##### THE RECORDS #####
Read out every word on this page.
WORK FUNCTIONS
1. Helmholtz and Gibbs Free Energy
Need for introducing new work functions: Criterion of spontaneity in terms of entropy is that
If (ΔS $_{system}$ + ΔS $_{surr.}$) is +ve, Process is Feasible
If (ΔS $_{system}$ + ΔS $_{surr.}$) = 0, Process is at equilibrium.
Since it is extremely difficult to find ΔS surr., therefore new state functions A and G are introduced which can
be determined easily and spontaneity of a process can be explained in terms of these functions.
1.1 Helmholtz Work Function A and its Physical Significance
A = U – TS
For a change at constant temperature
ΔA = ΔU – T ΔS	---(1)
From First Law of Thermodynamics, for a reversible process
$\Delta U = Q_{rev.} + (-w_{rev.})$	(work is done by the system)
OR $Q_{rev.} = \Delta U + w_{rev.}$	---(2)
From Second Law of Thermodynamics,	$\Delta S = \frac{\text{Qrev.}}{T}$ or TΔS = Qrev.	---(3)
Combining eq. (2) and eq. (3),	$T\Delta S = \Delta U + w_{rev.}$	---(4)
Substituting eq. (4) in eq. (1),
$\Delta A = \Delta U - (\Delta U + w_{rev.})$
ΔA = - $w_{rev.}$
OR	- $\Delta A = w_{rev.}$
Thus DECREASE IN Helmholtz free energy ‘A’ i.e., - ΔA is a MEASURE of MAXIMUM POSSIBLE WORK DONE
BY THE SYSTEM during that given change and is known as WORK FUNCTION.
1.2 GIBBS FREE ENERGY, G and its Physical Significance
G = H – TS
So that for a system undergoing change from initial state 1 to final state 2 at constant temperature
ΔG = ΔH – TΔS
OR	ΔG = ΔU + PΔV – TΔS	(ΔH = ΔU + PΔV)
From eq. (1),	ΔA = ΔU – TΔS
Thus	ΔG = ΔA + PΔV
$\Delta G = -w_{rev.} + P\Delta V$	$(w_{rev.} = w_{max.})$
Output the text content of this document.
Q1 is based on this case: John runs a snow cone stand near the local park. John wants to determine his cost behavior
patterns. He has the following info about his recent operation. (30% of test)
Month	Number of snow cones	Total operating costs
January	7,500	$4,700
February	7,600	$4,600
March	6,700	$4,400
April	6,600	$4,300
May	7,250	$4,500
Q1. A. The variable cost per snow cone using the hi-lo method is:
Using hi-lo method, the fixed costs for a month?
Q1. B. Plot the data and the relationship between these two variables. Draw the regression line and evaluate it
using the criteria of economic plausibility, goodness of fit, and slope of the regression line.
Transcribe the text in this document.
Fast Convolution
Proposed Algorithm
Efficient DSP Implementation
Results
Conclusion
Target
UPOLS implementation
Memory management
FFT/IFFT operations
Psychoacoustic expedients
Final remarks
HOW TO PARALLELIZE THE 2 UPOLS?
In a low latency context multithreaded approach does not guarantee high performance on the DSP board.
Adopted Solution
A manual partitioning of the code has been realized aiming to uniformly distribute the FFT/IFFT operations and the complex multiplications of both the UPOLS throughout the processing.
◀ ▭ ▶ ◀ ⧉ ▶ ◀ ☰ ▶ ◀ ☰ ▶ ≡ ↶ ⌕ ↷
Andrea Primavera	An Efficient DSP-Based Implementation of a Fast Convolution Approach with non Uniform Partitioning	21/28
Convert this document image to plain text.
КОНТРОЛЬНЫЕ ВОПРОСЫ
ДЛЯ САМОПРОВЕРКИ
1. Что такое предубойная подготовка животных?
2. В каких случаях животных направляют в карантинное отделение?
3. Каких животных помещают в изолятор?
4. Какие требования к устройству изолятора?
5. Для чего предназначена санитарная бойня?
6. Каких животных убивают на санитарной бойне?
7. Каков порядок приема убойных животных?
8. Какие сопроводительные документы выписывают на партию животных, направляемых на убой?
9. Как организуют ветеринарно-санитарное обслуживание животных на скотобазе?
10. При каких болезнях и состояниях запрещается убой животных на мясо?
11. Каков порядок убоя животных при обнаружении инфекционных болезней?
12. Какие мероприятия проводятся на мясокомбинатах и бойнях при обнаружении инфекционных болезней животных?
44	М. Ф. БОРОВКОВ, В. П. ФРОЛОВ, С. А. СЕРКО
#####
# [THE PROBLEM]
From the listing above, extract all records word for word.

# [RESULT OF THE TASK]
Read out every word on this page.
WORK FUNCTIONS
1. Helmholtz and Gibbs Free Energy
Need for introducing new work functions: Criterion of spontaneity in terms of entropy is that
If (ΔS $_{system}$ + ΔS $_{surr.}$) is +ve, Process is Feasible
If (ΔS $_{system}$ + ΔS $_{surr.}$) = 0, Process is at equilibrium.
Since it is extremely difficult to find ΔS surr., therefore new state functions A and G are introduced which can
be determined easily and spontaneity of a process can be explained in terms of these functions.
1.1 Helmholtz Work Function A and its Physical Significance
A = U – TS
For a change at constant temperature
ΔA = ΔU – T ΔS	---(1)
From First Law of Thermodynamics, for a reversible process
$\Delta U = Q_{rev.} + (-w_{rev.})$	(work is done by the system)
OR $Q_{rev.} = \Delta U + w_{rev.}$	---(2)
From Second Law of Thermodynamics,	$\Delta S = \frac{\text{Qrev.}}{T}$ or TΔS = Qrev.	---(3)
Combining eq. (2) and eq. (3),	$T\Delta S = \Delta U + w_{rev.}$	---(4)
Substituting eq. (4) in eq. (1),
$\Delta A = \Delta U - (\Delta U + w_{rev.})$
ΔA = - $w_{rev.}$
OR	- $\Delta A = w_{rev.}$
Thus DECREASE IN Helmholtz free energy ‘A’ i.e., - ΔA is a MEASURE of MAXIMUM POSSIBLE WORK DONE
BY THE SYSTEM during that given change and is known as WORK FUNCTION.
1.2 GIBBS FREE ENERGY, G and its Physical Significance
G = H – TS
So that for a system undergoing change from initial state 1 to final state 2 at constant temperature
ΔG = ΔH – TΔS
OR	ΔG = ΔU + PΔV – TΔS	(ΔH = ΔU + PΔV)
From eq. (1),	ΔA = ΔU – TΔS
Thus	ΔG = ΔA + PΔV
$\Delta G = -w_{rev.} + P\Delta V$	$(w_{rev.} = w_{max.})$
Output the text content of this document.
Q1 is based on this case: John runs a snow cone stand near the local park. John wants to determine his cost behavior
patterns. He has the following info about his recent operation. (30% of test)
Month	Number of snow cones	Total operating costs
January	7,500	$4,700
February	7,600	$4,600
March	6,700	$4,400
April	6,600	$4,300
May	7,250	$4,500
Q1. A. The variable cost per snow cone using the hi-lo method is:
Using hi-lo method, the fixed costs for a month?
Q1. B. Plot the data and the relationship between these two variables. Draw the regression line and evaluate it
using the criteria of economic plausibility, goodness of fit, and slope of the regression line.
Transcribe the text in this document.
Fast Convolution
Proposed Algorithm
Efficient DSP Implementation
Results
Conclusion
Target
UPOLS implementation
Memory management
FFT/IFFT operations
Psychoacoustic expedients
Final remarks
HOW TO PARALLELIZE THE 2 UPOLS?
In a low latency context multithreaded approach does not guarantee high performance on the DSP board.
Adopted Solution
A manual partitioning of the code has been realized aiming to uniformly distribute the FFT/IFFT operations and the complex multiplications of both the UPOLS throughout the processing.
◀ ▭ ▶ ◀ ⧉ ▶ ◀ ☰ ▶ ◀ ☰ ▶ ≡ ↶ ⌕ ↷
Andrea Primavera	An Efficient DSP-Based Implementation of a Fast Convolution Approach with non Uniform Partitioning	21/28
Convert this document image to plain text.
КОНТРОЛЬНЫЕ ВОПРОСЫ
ДЛЯ САМОПРОВЕРКИ
1. Что такое предубойная подготовка животных?
2. В каких случаях животных направляют в карантинное отделение?
3. Каких животных помещают в изолятор?
4. Какие требования к устройству изолятора?
5. Для чего предназначена санитарная бойня?
6. Каких животных убивают на санитарной бойне?
7. Каков порядок приема убойных животных?
8. Какие сопроводительные документы выписывают на партию животных, направляемых на убой?
9. Как организуют ветеринарно-санитарное обслуживание животных на скотобазе?
10. При каких болезнях и состояниях запрещается убой животных на мясо?
11. Каков порядок убоя животных при обнаружении инфекционных болезней?
12. Какие мероприятия проводятся на мясокомбинатах и бойнях при обнаружении инфекционных болезней животных?
44	М. Ф. БОРОВКОВ, В. П. ФРОЛОВ, С. А. СЕРКО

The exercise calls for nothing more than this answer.